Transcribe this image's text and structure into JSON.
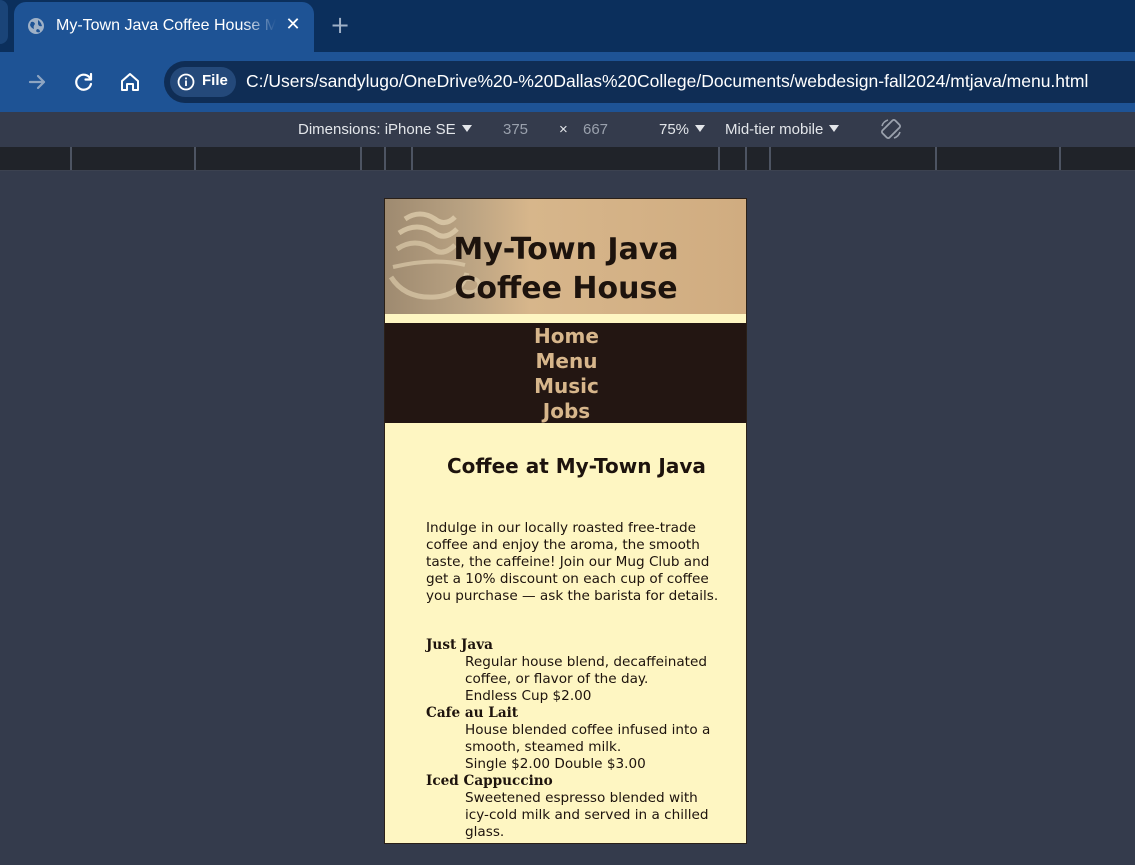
{
  "browser": {
    "tab_title": "My-Town Java Coffee House Menu",
    "security_chip_label": "File",
    "url": "C:/Users/sandylugo/OneDrive%20-%20Dallas%20College/Documents/webdesign-fall2024/mtjava/menu.html"
  },
  "device_toolbar": {
    "dimensions_label": "Dimensions: iPhone SE",
    "width": "375",
    "times": "×",
    "height": "667",
    "zoom": "75%",
    "throttling": "Mid-tier mobile"
  },
  "site": {
    "title": "My-Town Java Coffee House",
    "nav": [
      "Home",
      "Menu",
      "Music",
      "Jobs"
    ],
    "heading": "Coffee at My-Town Java",
    "intro": "Indulge in our locally roasted free-trade coffee and enjoy the aroma, the smooth taste, the caffeine! Join our Mug Club and get a 10% discount on each cup of coffee you purchase — ask the barista for details.",
    "menu": [
      {
        "name": "Just Java",
        "description": "Regular house blend, decaffeinated coffee, or flavor of the day.",
        "price": "Endless Cup $2.00"
      },
      {
        "name": "Cafe au Lait",
        "description": "House blended coffee infused into a smooth, steamed milk.",
        "price": "Single $2.00 Double $3.00"
      },
      {
        "name": "Iced Cappuccino",
        "description": "Sweetened espresso blended with icy-cold milk and served in a chilled glass.",
        "price": ""
      }
    ]
  },
  "colors": {
    "nav_background": "#231612",
    "nav_link": "#d7b68b",
    "page_background": "#fef6c2",
    "header_tan": "#d0ac80"
  }
}
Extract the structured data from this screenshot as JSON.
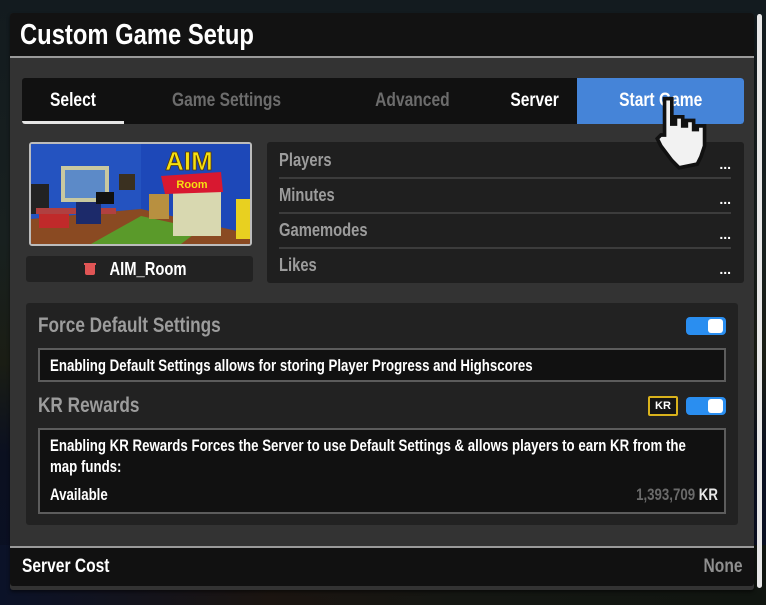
{
  "window": {
    "title": "Custom Game Setup"
  },
  "tabs": [
    {
      "label": "Select",
      "state": "active"
    },
    {
      "label": "Game Settings",
      "state": "disabled"
    },
    {
      "label": "Advanced",
      "state": "disabled"
    },
    {
      "label": "Server",
      "state": "normal"
    },
    {
      "label": "Start Game",
      "state": "primary"
    }
  ],
  "map": {
    "name": "AIM_Room",
    "thumbnail_title": "AIM",
    "thumbnail_subtitle": "Room",
    "icon": "trash-icon"
  },
  "stats": [
    {
      "label": "Players",
      "value": "..."
    },
    {
      "label": "Minutes",
      "value": "..."
    },
    {
      "label": "Gamemodes",
      "value": "..."
    },
    {
      "label": "Likes",
      "value": "..."
    }
  ],
  "settings": {
    "force_default": {
      "title": "Force Default Settings",
      "enabled": true,
      "description": "Enabling Default Settings allows for storing Player Progress and Highscores"
    },
    "kr_rewards": {
      "title": "KR Rewards",
      "badge": "KR",
      "enabled": true,
      "description": "Enabling KR Rewards Forces the Server to use Default Settings & allows players to earn KR from the map funds:",
      "available_label": "Available",
      "available_amount": "1,393,709",
      "available_currency": "KR"
    }
  },
  "footer": {
    "label": "Server Cost",
    "value": "None"
  },
  "colors": {
    "accent": "#4584d8",
    "toggle_on": "#2a8ef0",
    "kr_badge_border": "#d9b21c",
    "trash": "#e05555"
  }
}
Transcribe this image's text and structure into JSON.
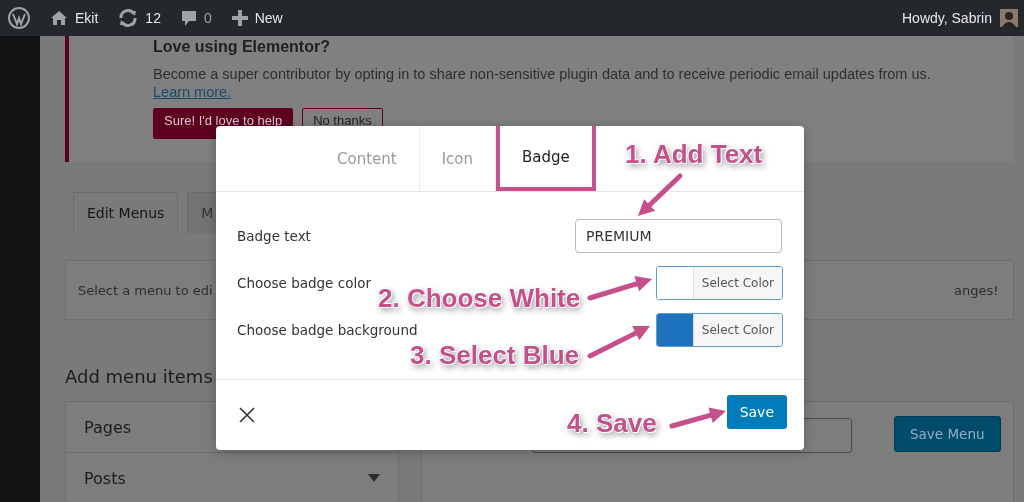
{
  "admin_bar": {
    "site": "Ekit",
    "updates": "12",
    "comments": "0",
    "new": "New",
    "greeting": "Howdy, Sabrin"
  },
  "notice": {
    "title": "Love using Elementor?",
    "text": "Become a super contributor by opting in to share non-sensitive plugin data and to receive periodic email updates from us.",
    "link": "Learn more.",
    "buttons": [
      "Sure! I'd love to help",
      "No thanks"
    ]
  },
  "menu_tabs": [
    {
      "label": "Edit Menus",
      "selected": true
    },
    {
      "label": "M",
      "selected": false
    }
  ],
  "menu_hint": {
    "left": "Select a menu to edi",
    "right": "anges!"
  },
  "add_menu_items": {
    "title": "Add menu items",
    "sections": [
      "Pages",
      "Posts"
    ]
  },
  "save_menu": "Save Menu",
  "modal": {
    "tabs": [
      {
        "label": "Content",
        "selected": false
      },
      {
        "label": "Icon",
        "selected": false
      },
      {
        "label": "Badge",
        "selected": true
      }
    ],
    "badge_text": {
      "label": "Badge text",
      "value": "PREMIUM"
    },
    "colors": [
      {
        "label": "Choose badge color",
        "color": "#ffffff",
        "button": "Select Color"
      },
      {
        "label": "Choose badge background",
        "color": "#1e73be",
        "button": "Select Color"
      }
    ],
    "save": "Save"
  },
  "annotations": [
    "1. Add Text",
    "2. Choose White",
    "3. Select Blue",
    "4. Save"
  ]
}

*-*-*

DIRECTIVE
Return every line containing "name".

EXERCISE RESULT
        "name": "Just Java",
        "name": "Cafe au Lait",
        "name": "Iced Cappuccino",
    "name": "AIM_Room",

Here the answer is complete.